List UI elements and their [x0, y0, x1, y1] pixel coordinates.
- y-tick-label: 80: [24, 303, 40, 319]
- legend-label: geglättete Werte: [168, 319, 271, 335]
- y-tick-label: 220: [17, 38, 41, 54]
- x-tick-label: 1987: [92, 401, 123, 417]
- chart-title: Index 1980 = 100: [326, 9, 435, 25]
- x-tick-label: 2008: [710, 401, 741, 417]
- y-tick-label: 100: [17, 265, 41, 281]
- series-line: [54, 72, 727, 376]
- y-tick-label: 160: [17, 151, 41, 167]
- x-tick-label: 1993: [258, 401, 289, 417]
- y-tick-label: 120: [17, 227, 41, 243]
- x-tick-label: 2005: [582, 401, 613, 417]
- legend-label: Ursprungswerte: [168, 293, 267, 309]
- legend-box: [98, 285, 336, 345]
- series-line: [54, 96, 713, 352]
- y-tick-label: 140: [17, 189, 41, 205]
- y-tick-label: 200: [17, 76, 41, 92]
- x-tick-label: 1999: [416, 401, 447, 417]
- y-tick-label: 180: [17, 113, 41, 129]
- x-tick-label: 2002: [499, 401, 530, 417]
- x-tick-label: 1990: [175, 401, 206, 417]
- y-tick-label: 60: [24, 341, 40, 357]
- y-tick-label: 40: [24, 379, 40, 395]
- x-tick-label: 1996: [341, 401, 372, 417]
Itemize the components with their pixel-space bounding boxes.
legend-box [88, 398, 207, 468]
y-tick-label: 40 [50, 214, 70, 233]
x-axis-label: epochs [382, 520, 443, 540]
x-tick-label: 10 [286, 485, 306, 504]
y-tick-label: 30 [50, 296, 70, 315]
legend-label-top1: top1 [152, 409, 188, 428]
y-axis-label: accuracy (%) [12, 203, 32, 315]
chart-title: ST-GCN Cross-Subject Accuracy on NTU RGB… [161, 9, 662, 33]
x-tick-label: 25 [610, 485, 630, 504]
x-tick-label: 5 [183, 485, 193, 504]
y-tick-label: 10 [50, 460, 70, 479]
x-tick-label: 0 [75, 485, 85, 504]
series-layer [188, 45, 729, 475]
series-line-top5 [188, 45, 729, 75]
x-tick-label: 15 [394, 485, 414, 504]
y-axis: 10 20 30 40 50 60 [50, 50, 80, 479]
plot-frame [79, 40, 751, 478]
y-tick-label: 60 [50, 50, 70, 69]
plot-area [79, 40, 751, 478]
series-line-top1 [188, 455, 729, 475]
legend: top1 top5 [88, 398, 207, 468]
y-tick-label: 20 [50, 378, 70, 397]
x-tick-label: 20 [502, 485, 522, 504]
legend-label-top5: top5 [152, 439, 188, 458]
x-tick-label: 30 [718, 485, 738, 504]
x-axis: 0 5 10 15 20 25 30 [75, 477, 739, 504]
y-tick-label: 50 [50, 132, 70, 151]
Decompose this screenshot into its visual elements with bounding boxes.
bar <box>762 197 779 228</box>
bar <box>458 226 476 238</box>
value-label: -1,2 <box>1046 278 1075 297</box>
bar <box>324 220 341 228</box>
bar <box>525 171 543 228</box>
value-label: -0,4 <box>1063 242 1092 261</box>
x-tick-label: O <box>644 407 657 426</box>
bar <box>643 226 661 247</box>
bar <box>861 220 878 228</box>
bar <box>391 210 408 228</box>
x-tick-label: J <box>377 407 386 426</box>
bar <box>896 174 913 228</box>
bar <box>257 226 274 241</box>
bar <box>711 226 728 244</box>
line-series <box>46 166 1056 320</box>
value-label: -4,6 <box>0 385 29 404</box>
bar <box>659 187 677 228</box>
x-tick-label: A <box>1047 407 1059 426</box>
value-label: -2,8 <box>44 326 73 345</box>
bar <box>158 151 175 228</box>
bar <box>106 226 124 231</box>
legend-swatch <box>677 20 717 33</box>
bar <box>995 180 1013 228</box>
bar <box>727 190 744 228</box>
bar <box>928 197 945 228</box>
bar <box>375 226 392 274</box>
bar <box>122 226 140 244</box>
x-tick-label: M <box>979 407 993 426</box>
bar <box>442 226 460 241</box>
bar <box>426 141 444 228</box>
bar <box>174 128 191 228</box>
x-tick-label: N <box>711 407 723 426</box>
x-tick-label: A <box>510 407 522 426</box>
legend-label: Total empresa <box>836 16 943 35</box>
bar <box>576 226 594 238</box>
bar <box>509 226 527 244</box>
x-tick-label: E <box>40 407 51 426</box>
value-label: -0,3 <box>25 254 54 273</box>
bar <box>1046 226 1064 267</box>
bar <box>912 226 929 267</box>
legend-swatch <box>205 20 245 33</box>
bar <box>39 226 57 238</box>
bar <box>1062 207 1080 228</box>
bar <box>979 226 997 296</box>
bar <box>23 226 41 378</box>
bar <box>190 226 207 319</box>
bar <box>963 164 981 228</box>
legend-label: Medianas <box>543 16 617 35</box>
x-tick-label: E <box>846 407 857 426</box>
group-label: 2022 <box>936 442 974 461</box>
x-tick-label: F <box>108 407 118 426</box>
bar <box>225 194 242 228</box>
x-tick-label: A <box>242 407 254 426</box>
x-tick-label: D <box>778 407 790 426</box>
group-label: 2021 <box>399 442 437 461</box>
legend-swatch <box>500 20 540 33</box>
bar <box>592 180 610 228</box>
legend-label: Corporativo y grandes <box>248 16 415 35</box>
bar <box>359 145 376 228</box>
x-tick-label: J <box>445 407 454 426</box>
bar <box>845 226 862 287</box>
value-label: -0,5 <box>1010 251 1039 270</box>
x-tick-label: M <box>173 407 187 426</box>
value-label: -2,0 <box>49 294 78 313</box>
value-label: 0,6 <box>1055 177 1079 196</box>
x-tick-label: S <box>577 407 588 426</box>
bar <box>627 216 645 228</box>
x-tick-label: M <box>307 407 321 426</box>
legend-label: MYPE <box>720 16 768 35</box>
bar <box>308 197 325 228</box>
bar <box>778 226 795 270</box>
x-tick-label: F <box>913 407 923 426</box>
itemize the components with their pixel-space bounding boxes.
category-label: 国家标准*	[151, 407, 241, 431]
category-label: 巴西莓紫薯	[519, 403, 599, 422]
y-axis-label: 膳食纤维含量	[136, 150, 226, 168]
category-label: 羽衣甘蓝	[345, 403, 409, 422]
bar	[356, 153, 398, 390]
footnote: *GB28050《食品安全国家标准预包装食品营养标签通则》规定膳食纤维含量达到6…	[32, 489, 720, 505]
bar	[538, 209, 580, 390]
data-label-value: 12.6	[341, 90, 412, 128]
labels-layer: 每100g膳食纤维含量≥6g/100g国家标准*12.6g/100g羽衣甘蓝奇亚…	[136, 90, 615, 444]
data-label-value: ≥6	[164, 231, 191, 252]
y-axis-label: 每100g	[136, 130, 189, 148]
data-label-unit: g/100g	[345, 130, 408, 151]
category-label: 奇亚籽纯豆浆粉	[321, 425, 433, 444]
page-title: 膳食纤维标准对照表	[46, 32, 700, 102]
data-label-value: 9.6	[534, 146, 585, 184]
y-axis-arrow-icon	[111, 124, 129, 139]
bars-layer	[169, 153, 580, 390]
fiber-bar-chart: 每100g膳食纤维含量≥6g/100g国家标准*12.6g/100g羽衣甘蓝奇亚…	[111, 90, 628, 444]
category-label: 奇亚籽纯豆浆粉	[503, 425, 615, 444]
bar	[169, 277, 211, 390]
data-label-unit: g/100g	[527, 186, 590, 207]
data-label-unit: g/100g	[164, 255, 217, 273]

Stated goal
Copy every one of the records above line for line, without changing anything.

Exercise response
List UI elements and their [x0, y0, x1, y1] pixel coordinates.
- y-tick-label: 80: [24, 303, 40, 319]
- legend-label: geglättete Werte: [168, 319, 271, 335]
- y-tick-label: 220: [17, 38, 41, 54]
- x-tick-label: 1987: [92, 401, 123, 417]
- chart-title: Index 1980 = 100: [326, 9, 435, 25]
- x-tick-label: 2008: [710, 401, 741, 417]
- y-tick-label: 100: [17, 265, 41, 281]
- series-line: [54, 72, 727, 376]
- y-tick-label: 160: [17, 151, 41, 167]
- x-tick-label: 1993: [258, 401, 289, 417]
- y-tick-label: 120: [17, 227, 41, 243]
- x-tick-label: 2005: [582, 401, 613, 417]
- legend-label: Ursprungswerte: [168, 293, 267, 309]
- legend-box: [98, 285, 336, 345]
- series-line: [54, 96, 713, 352]
- y-tick-label: 140: [17, 189, 41, 205]
- y-tick-label: 200: [17, 76, 41, 92]
- x-tick-label: 1999: [416, 401, 447, 417]
- y-tick-label: 180: [17, 113, 41, 129]
- x-tick-label: 2002: [499, 401, 530, 417]
- x-tick-label: 1990: [175, 401, 206, 417]
- y-tick-label: 60: [24, 341, 40, 357]
- y-tick-label: 40: [24, 379, 40, 395]
- x-tick-label: 1996: [341, 401, 372, 417]
Itemize the components with their pixel-space bounding boxes.
legend-box [88, 398, 207, 468]
y-tick-label: 40 [50, 214, 70, 233]
x-axis-label: epochs [382, 520, 443, 540]
x-tick-label: 10 [286, 485, 306, 504]
y-tick-label: 30 [50, 296, 70, 315]
legend-label-top1: top1 [152, 409, 188, 428]
y-axis-label: accuracy (%) [12, 203, 32, 315]
chart-title: ST-GCN Cross-Subject Accuracy on NTU RGB… [161, 9, 662, 33]
x-tick-label: 25 [610, 485, 630, 504]
x-tick-label: 5 [183, 485, 193, 504]
y-tick-label: 10 [50, 460, 70, 479]
x-tick-label: 0 [75, 485, 85, 504]
series-layer [188, 45, 729, 475]
series-line-top5 [188, 45, 729, 75]
x-tick-label: 15 [394, 485, 414, 504]
y-axis: 10 20 30 40 50 60 [50, 50, 80, 479]
plot-frame [79, 40, 751, 478]
y-tick-label: 60 [50, 50, 70, 69]
plot-area [79, 40, 751, 478]
series-line-top1 [188, 455, 729, 475]
legend: top1 top5 [88, 398, 207, 468]
y-tick-label: 20 [50, 378, 70, 397]
x-tick-label: 20 [502, 485, 522, 504]
legend-label-top5: top5 [152, 439, 188, 458]
x-tick-label: 30 [718, 485, 738, 504]
x-axis: 0 5 10 15 20 25 30 [75, 477, 739, 504]
y-tick-label: 50 [50, 132, 70, 151]
Decompose this screenshot into its visual elements with bounding boxes.
bar <box>762 197 779 228</box>
bar <box>458 226 476 238</box>
value-label: -1,2 <box>1046 278 1075 297</box>
bar <box>324 220 341 228</box>
bar <box>525 171 543 228</box>
value-label: -0,4 <box>1063 242 1092 261</box>
x-tick-label: O <box>644 407 657 426</box>
bar <box>643 226 661 247</box>
bar <box>861 220 878 228</box>
bar <box>391 210 408 228</box>
x-tick-label: J <box>377 407 386 426</box>
bar <box>896 174 913 228</box>
bar <box>257 226 274 241</box>
bar <box>711 226 728 244</box>
line-series <box>46 166 1056 320</box>
value-label: -4,6 <box>0 385 29 404</box>
bar <box>659 187 677 228</box>
x-tick-label: A <box>1047 407 1059 426</box>
value-label: -2,8 <box>44 326 73 345</box>
bar <box>158 151 175 228</box>
bar <box>106 226 124 231</box>
legend-swatch <box>677 20 717 33</box>
bar <box>995 180 1013 228</box>
bar <box>727 190 744 228</box>
bar <box>928 197 945 228</box>
bar <box>375 226 392 274</box>
bar <box>122 226 140 244</box>
x-tick-label: M <box>979 407 993 426</box>
bar <box>442 226 460 241</box>
bar <box>426 141 444 228</box>
bar <box>174 128 191 228</box>
x-tick-label: N <box>711 407 723 426</box>
x-tick-label: A <box>510 407 522 426</box>
legend-label: Total empresa <box>836 16 943 35</box>
bar <box>576 226 594 238</box>
bar <box>509 226 527 244</box>
x-tick-label: E <box>40 407 51 426</box>
value-label: -0,3 <box>25 254 54 273</box>
bar <box>1046 226 1064 267</box>
bar <box>912 226 929 267</box>
legend-swatch <box>205 20 245 33</box>
bar <box>39 226 57 238</box>
bar <box>1062 207 1080 228</box>
bar <box>979 226 997 296</box>
bar <box>23 226 41 378</box>
bar <box>190 226 207 319</box>
bar <box>963 164 981 228</box>
legend-label: Medianas <box>543 16 617 35</box>
x-tick-label: E <box>846 407 857 426</box>
group-label: 2022 <box>936 442 974 461</box>
x-tick-label: F <box>108 407 118 426</box>
bar <box>225 194 242 228</box>
x-tick-label: A <box>242 407 254 426</box>
x-tick-label: D <box>778 407 790 426</box>
group-label: 2021 <box>399 442 437 461</box>
legend-swatch <box>500 20 540 33</box>
bar <box>592 180 610 228</box>
legend-label: Corporativo y grandes <box>248 16 415 35</box>
bar <box>359 145 376 228</box>
x-tick-label: J <box>445 407 454 426</box>
bar <box>845 226 862 287</box>
value-label: -0,5 <box>1010 251 1039 270</box>
x-tick-label: M <box>173 407 187 426</box>
value-label: -2,0 <box>49 294 78 313</box>
value-label: 0,6 <box>1055 177 1079 196</box>
x-tick-label: S <box>577 407 588 426</box>
bar <box>627 216 645 228</box>
x-tick-label: M <box>307 407 321 426</box>
legend-label: MYPE <box>720 16 768 35</box>
bar <box>308 197 325 228</box>
bar <box>778 226 795 270</box>
x-tick-label: F <box>913 407 923 426</box>
itemize the components with their pixel-space bounding boxes.
category-label: 国家标准*	[151, 407, 241, 431]
category-label: 巴西莓紫薯	[519, 403, 599, 422]
y-axis-label: 膳食纤维含量	[136, 150, 226, 168]
category-label: 羽衣甘蓝	[345, 403, 409, 422]
bar	[356, 153, 398, 390]
footnote: *GB28050《食品安全国家标准预包装食品营养标签通则》规定膳食纤维含量达到6…	[32, 489, 720, 505]
bar	[538, 209, 580, 390]
data-label-value: 12.6	[341, 90, 412, 128]
labels-layer: 每100g膳食纤维含量≥6g/100g国家标准*12.6g/100g羽衣甘蓝奇亚…	[136, 90, 615, 444]
data-label-value: ≥6	[164, 231, 191, 252]
y-axis-label: 每100g	[136, 130, 189, 148]
data-label-unit: g/100g	[345, 130, 408, 151]
category-label: 奇亚籽纯豆浆粉	[321, 425, 433, 444]
page-title: 膳食纤维标准对照表	[46, 32, 700, 102]
data-label-value: 9.6	[534, 146, 585, 184]
y-axis-arrow-icon	[111, 124, 129, 139]
bars-layer	[169, 153, 580, 390]
fiber-bar-chart: 每100g膳食纤维含量≥6g/100g国家标准*12.6g/100g羽衣甘蓝奇亚…	[111, 90, 628, 444]
category-label: 奇亚籽纯豆浆粉	[503, 425, 615, 444]
bar	[169, 277, 211, 390]
data-label-unit: g/100g	[527, 186, 590, 207]
data-label-unit: g/100g	[164, 255, 217, 273]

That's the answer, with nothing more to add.